__What you have to do__.
Print all records exactly, leaving nothing out.

[Figure record extracts]
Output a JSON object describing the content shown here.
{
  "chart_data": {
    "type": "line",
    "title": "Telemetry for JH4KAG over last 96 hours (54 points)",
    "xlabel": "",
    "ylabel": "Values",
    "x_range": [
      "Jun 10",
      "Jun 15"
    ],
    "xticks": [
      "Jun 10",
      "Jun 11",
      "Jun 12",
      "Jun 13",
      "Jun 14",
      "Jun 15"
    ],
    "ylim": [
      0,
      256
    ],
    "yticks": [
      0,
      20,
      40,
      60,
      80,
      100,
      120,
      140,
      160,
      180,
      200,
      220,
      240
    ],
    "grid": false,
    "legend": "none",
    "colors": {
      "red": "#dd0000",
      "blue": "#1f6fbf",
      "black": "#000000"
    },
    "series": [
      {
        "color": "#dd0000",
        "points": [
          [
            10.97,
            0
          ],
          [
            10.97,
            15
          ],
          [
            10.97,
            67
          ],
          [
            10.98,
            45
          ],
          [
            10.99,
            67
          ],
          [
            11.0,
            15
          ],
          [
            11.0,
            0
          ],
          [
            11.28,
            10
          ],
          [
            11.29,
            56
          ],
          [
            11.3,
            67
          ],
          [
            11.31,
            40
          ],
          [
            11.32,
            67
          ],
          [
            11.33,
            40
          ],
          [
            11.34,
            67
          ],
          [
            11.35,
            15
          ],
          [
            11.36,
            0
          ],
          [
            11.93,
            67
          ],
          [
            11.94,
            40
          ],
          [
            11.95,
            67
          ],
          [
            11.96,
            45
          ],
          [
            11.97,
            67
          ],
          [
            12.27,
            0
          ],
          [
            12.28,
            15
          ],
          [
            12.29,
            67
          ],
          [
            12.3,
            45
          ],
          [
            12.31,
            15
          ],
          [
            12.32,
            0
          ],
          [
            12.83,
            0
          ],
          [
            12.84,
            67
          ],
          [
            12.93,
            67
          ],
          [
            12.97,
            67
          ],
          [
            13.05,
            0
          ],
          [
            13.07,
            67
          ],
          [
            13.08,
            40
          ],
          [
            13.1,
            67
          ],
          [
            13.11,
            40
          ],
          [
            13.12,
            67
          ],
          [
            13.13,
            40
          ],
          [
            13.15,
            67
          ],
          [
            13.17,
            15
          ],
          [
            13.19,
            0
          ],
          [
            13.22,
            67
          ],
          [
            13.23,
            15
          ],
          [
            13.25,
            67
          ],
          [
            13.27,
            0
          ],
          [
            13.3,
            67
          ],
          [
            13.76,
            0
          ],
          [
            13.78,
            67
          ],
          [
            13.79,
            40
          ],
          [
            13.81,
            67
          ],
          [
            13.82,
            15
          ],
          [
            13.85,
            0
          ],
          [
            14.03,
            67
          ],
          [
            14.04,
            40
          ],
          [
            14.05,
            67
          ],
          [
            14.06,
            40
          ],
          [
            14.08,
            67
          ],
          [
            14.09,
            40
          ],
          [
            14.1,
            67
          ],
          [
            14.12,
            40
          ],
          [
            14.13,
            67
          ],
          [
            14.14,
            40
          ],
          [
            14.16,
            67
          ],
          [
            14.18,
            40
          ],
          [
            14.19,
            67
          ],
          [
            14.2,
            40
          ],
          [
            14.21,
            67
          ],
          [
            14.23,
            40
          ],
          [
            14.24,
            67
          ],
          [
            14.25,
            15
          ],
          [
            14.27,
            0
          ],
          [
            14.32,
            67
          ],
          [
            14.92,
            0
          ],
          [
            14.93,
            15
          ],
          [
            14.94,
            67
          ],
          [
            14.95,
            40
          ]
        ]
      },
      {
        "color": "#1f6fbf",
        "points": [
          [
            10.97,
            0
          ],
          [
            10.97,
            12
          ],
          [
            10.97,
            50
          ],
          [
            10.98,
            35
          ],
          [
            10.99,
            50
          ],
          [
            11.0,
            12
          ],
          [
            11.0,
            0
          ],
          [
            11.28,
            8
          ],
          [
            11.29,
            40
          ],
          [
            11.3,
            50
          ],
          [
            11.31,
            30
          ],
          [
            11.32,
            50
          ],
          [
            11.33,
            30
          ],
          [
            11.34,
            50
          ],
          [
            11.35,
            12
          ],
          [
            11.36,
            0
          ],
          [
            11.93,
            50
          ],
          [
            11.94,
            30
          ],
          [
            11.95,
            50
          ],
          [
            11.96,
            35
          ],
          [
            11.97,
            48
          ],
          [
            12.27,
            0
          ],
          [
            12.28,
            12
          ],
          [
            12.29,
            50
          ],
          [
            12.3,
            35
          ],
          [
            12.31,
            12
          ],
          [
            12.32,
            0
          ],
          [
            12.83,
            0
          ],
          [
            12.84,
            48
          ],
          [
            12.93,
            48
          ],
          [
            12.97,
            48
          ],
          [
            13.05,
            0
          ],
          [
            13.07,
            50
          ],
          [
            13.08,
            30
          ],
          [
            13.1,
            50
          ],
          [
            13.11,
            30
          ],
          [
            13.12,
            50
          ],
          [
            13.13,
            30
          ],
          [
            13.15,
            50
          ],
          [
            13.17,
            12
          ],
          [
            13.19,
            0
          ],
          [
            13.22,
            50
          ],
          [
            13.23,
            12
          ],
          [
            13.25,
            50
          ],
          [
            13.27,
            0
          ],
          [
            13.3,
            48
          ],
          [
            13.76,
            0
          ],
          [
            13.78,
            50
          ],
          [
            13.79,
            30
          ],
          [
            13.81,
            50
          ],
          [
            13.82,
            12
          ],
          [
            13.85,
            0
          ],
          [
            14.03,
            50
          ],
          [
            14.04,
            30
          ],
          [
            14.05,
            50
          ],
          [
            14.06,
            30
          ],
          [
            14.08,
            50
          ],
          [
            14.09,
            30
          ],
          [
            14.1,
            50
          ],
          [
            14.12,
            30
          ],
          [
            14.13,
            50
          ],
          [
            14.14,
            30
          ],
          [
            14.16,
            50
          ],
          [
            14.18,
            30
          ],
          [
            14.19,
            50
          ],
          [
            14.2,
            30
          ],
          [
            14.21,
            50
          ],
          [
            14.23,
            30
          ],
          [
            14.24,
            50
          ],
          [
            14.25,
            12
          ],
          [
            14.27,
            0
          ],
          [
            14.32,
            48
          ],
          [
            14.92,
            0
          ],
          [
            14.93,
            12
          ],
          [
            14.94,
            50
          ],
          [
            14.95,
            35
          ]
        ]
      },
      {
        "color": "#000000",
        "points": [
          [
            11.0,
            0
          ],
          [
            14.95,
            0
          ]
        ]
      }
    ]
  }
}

__The output__.
Output a JSON object describing the content shown here.
{
  "chart_data": {
    "type": "line",
    "title": "Telemetry for JH4KAG over last 96 hours (54 points)",
    "xlabel": "",
    "ylabel": "Values",
    "x_range": [
      "Jun 10",
      "Jun 15"
    ],
    "xticks": [
      "Jun 10",
      "Jun 11",
      "Jun 12",
      "Jun 13",
      "Jun 14",
      "Jun 15"
    ],
    "ylim": [
      0,
      256
    ],
    "yticks": [
      0,
      20,
      40,
      60,
      80,
      100,
      120,
      140,
      160,
      180,
      200,
      220,
      240
    ],
    "grid": false,
    "legend": "none",
    "colors": {
      "red": "#dd0000",
      "blue": "#1f6fbf",
      "black": "#000000"
    },
    "series": [
      {
        "color": "#dd0000",
        "points": [
          [
            10.97,
            0
          ],
          [
            10.97,
            15
          ],
          [
            10.97,
            67
          ],
          [
            10.98,
            45
          ],
          [
            10.99,
            67
          ],
          [
            11.0,
            15
          ],
          [
            11.0,
            0
          ],
          [
            11.28,
            10
          ],
          [
            11.29,
            56
          ],
          [
            11.3,
            67
          ],
          [
            11.31,
            40
          ],
          [
            11.32,
            67
          ],
          [
            11.33,
            40
          ],
          [
            11.34,
            67
          ],
          [
            11.35,
            15
          ],
          [
            11.36,
            0
          ],
          [
            11.93,
            67
          ],
          [
            11.94,
            40
          ],
          [
            11.95,
            67
          ],
          [
            11.96,
            45
          ],
          [
            11.97,
            67
          ],
          [
            12.27,
            0
          ],
          [
            12.28,
            15
          ],
          [
            12.29,
            67
          ],
          [
            12.3,
            45
          ],
          [
            12.31,
            15
          ],
          [
            12.32,
            0
          ],
          [
            12.83,
            0
          ],
          [
            12.84,
            67
          ],
          [
            12.93,
            67
          ],
          [
            12.97,
            67
          ],
          [
            13.05,
            0
          ],
          [
            13.07,
            67
          ],
          [
            13.08,
            40
          ],
          [
            13.1,
            67
          ],
          [
            13.11,
            40
          ],
          [
            13.12,
            67
          ],
          [
            13.13,
            40
          ],
          [
            13.15,
            67
          ],
          [
            13.17,
            15
          ],
          [
            13.19,
            0
          ],
          [
            13.22,
            67
          ],
          [
            13.23,
            15
          ],
          [
            13.25,
            67
          ],
          [
            13.27,
            0
          ],
          [
            13.3,
            67
          ],
          [
            13.76,
            0
          ],
          [
            13.78,
            67
          ],
          [
            13.79,
            40
          ],
          [
            13.81,
            67
          ],
          [
            13.82,
            15
          ],
          [
            13.85,
            0
          ],
          [
            14.03,
            67
          ],
          [
            14.04,
            40
          ],
          [
            14.05,
            67
          ],
          [
            14.06,
            40
          ],
          [
            14.08,
            67
          ],
          [
            14.09,
            40
          ],
          [
            14.1,
            67
          ],
          [
            14.12,
            40
          ],
          [
            14.13,
            67
          ],
          [
            14.14,
            40
          ],
          [
            14.16,
            67
          ],
          [
            14.18,
            40
          ],
          [
            14.19,
            67
          ],
          [
            14.2,
            40
          ],
          [
            14.21,
            67
          ],
          [
            14.23,
            40
          ],
          [
            14.24,
            67
          ],
          [
            14.25,
            15
          ],
          [
            14.27,
            0
          ],
          [
            14.32,
            67
          ],
          [
            14.92,
            0
          ],
          [
            14.93,
            15
          ],
          [
            14.94,
            67
          ],
          [
            14.95,
            40
          ]
        ]
      },
      {
        "color": "#1f6fbf",
        "points": [
          [
            10.97,
            0
          ],
          [
            10.97,
            12
          ],
          [
            10.97,
            50
          ],
          [
            10.98,
            35
          ],
          [
            10.99,
            50
          ],
          [
            11.0,
            12
          ],
          [
            11.0,
            0
          ],
          [
            11.28,
            8
          ],
          [
            11.29,
            40
          ],
          [
            11.3,
            50
          ],
          [
            11.31,
            30
          ],
          [
            11.32,
            50
          ],
          [
            11.33,
            30
          ],
          [
            11.34,
            50
          ],
          [
            11.35,
            12
          ],
          [
            11.36,
            0
          ],
          [
            11.93,
            50
          ],
          [
            11.94,
            30
          ],
          [
            11.95,
            50
          ],
          [
            11.96,
            35
          ],
          [
            11.97,
            48
          ],
          [
            12.27,
            0
          ],
          [
            12.28,
            12
          ],
          [
            12.29,
            50
          ],
          [
            12.3,
            35
          ],
          [
            12.31,
            12
          ],
          [
            12.32,
            0
          ],
          [
            12.83,
            0
          ],
          [
            12.84,
            48
          ],
          [
            12.93,
            48
          ],
          [
            12.97,
            48
          ],
          [
            13.05,
            0
          ],
          [
            13.07,
            50
          ],
          [
            13.08,
            30
          ],
          [
            13.1,
            50
          ],
          [
            13.11,
            30
          ],
          [
            13.12,
            50
          ],
          [
            13.13,
            30
          ],
          [
            13.15,
            50
          ],
          [
            13.17,
            12
          ],
          [
            13.19,
            0
          ],
          [
            13.22,
            50
          ],
          [
            13.23,
            12
          ],
          [
            13.25,
            50
          ],
          [
            13.27,
            0
          ],
          [
            13.3,
            48
          ],
          [
            13.76,
            0
          ],
          [
            13.78,
            50
          ],
          [
            13.79,
            30
          ],
          [
            13.81,
            50
          ],
          [
            13.82,
            12
          ],
          [
            13.85,
            0
          ],
          [
            14.03,
            50
          ],
          [
            14.04,
            30
          ],
          [
            14.05,
            50
          ],
          [
            14.06,
            30
          ],
          [
            14.08,
            50
          ],
          [
            14.09,
            30
          ],
          [
            14.1,
            50
          ],
          [
            14.12,
            30
          ],
          [
            14.13,
            50
          ],
          [
            14.14,
            30
          ],
          [
            14.16,
            50
          ],
          [
            14.18,
            30
          ],
          [
            14.19,
            50
          ],
          [
            14.2,
            30
          ],
          [
            14.21,
            50
          ],
          [
            14.23,
            30
          ],
          [
            14.24,
            50
          ],
          [
            14.25,
            12
          ],
          [
            14.27,
            0
          ],
          [
            14.32,
            48
          ],
          [
            14.92,
            0
          ],
          [
            14.93,
            12
          ],
          [
            14.94,
            50
          ],
          [
            14.95,
            35
          ]
        ]
      },
      {
        "color": "#000000",
        "points": [
          [
            11.0,
            0
          ],
          [
            14.95,
            0
          ]
        ]
      }
    ]
  }
}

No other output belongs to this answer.